[Start of DATASET CONTENT]

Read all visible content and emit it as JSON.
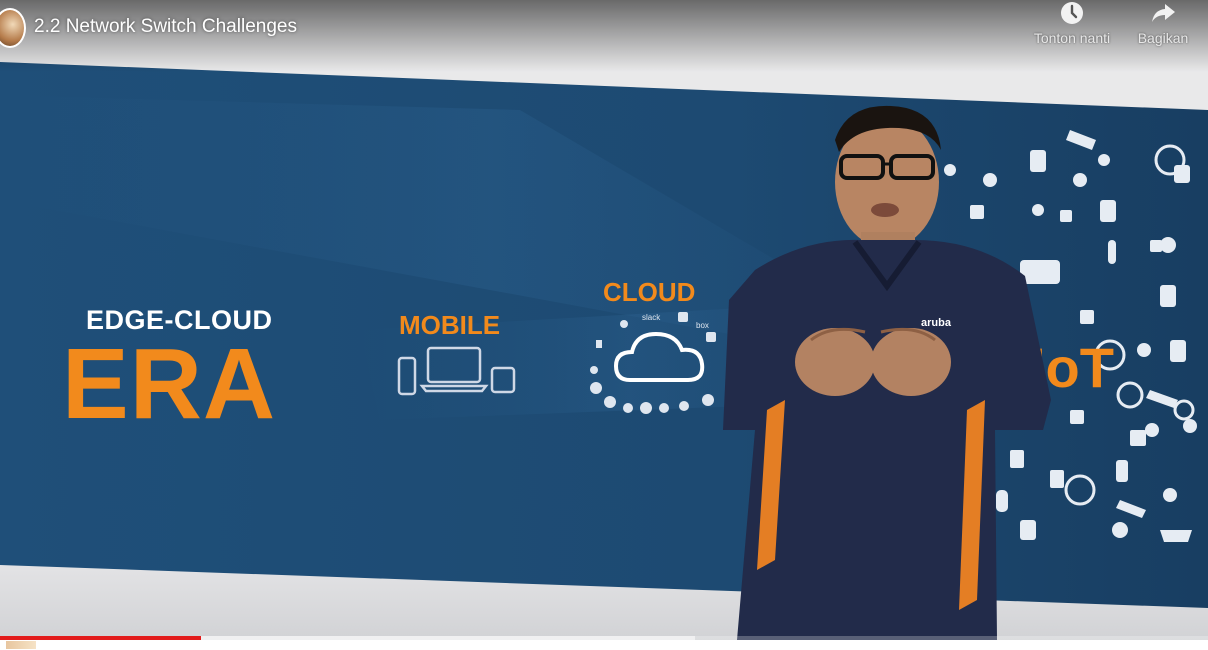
{
  "video": {
    "title": "2.2 Network Switch Challenges",
    "progress_played_fraction": 0.166,
    "progress_buffered_fraction": 0.575
  },
  "actions": {
    "watch_later_label": "Tonton nanti",
    "share_label": "Bagikan"
  },
  "slide": {
    "edge_cloud_label": "EDGE-CLOUD",
    "era_label": "ERA",
    "mobile_label": "MOBILE",
    "cloud_label": "CLOUD",
    "iot_label": "IoT",
    "cloud_service_labels": [
      "slack",
      "box"
    ],
    "shirt_logo": "aruba"
  },
  "colors": {
    "banner_blue": "#1d4a72",
    "accent_orange": "#f28a1c",
    "progress_red": "#e31b1b"
  }
}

[End of DATASET CONTENT]

• _EXERCISE REQUIREMENTS_: Leave out the pictures and print each record exactly as it stands.

• _SOLUTION FOR THIS PROBLEM_:
Read all visible content and emit it as JSON.
{
  "video": {
    "title": "2.2 Network Switch Challenges",
    "progress_played_fraction": 0.166,
    "progress_buffered_fraction": 0.575
  },
  "actions": {
    "watch_later_label": "Tonton nanti",
    "share_label": "Bagikan"
  },
  "slide": {
    "edge_cloud_label": "EDGE-CLOUD",
    "era_label": "ERA",
    "mobile_label": "MOBILE",
    "cloud_label": "CLOUD",
    "iot_label": "IoT",
    "cloud_service_labels": [
      "slack",
      "box"
    ],
    "shirt_logo": "aruba"
  },
  "colors": {
    "banner_blue": "#1d4a72",
    "accent_orange": "#f28a1c",
    "progress_red": "#e31b1b"
  }
}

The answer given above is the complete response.